— start of TASK DATA —
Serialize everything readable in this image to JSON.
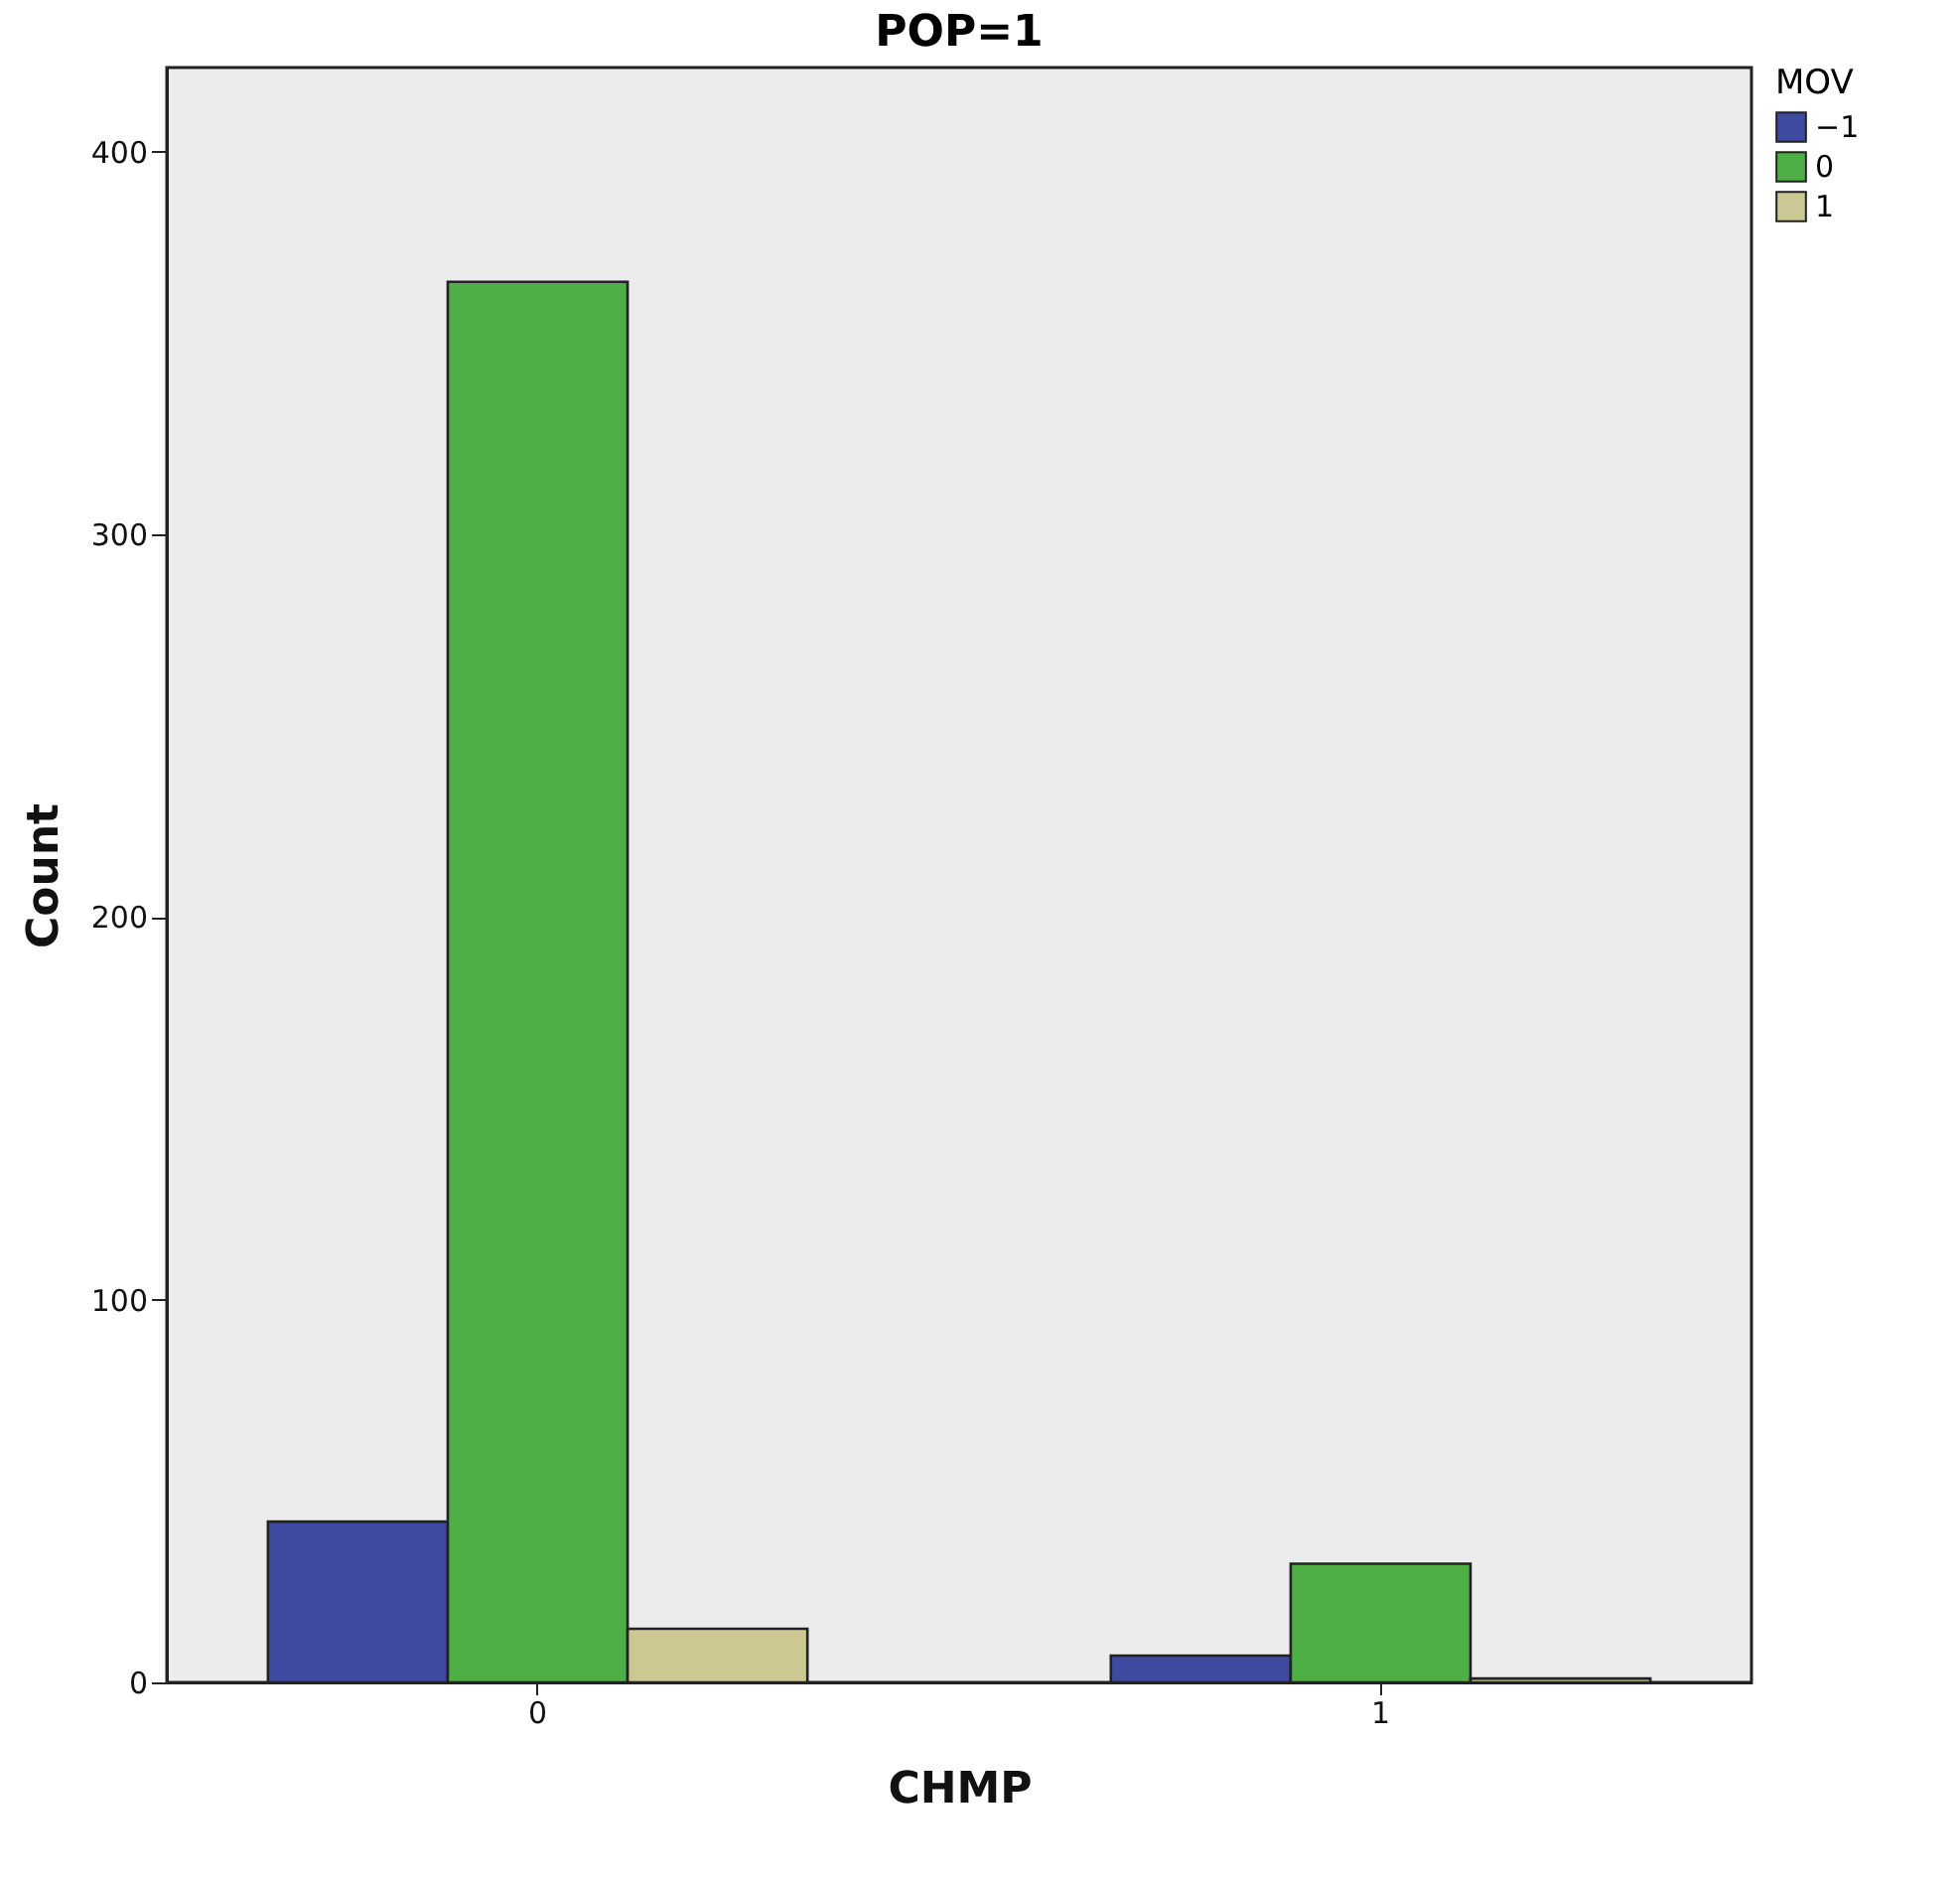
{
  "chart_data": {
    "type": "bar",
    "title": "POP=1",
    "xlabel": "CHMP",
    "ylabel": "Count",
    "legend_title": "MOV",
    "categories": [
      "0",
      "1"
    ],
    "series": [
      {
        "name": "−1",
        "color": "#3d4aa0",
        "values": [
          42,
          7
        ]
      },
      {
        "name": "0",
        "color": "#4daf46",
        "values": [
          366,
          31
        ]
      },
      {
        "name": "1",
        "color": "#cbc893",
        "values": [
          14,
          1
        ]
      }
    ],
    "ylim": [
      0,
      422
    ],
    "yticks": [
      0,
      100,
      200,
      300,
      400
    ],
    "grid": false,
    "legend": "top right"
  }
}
— end of TASK DATA —
• **YOUR OBJECTIVE**: Every line above should be returned exactly; the pictures stay out.

• **FINISHED ANSWER**:
Serialize everything readable in this image to JSON.
{
  "chart_data": {
    "type": "bar",
    "title": "POP=1",
    "xlabel": "CHMP",
    "ylabel": "Count",
    "legend_title": "MOV",
    "categories": [
      "0",
      "1"
    ],
    "series": [
      {
        "name": "−1",
        "color": "#3d4aa0",
        "values": [
          42,
          7
        ]
      },
      {
        "name": "0",
        "color": "#4daf46",
        "values": [
          366,
          31
        ]
      },
      {
        "name": "1",
        "color": "#cbc893",
        "values": [
          14,
          1
        ]
      }
    ],
    "ylim": [
      0,
      422
    ],
    "yticks": [
      0,
      100,
      200,
      300,
      400
    ],
    "grid": false,
    "legend": "top right"
  }
}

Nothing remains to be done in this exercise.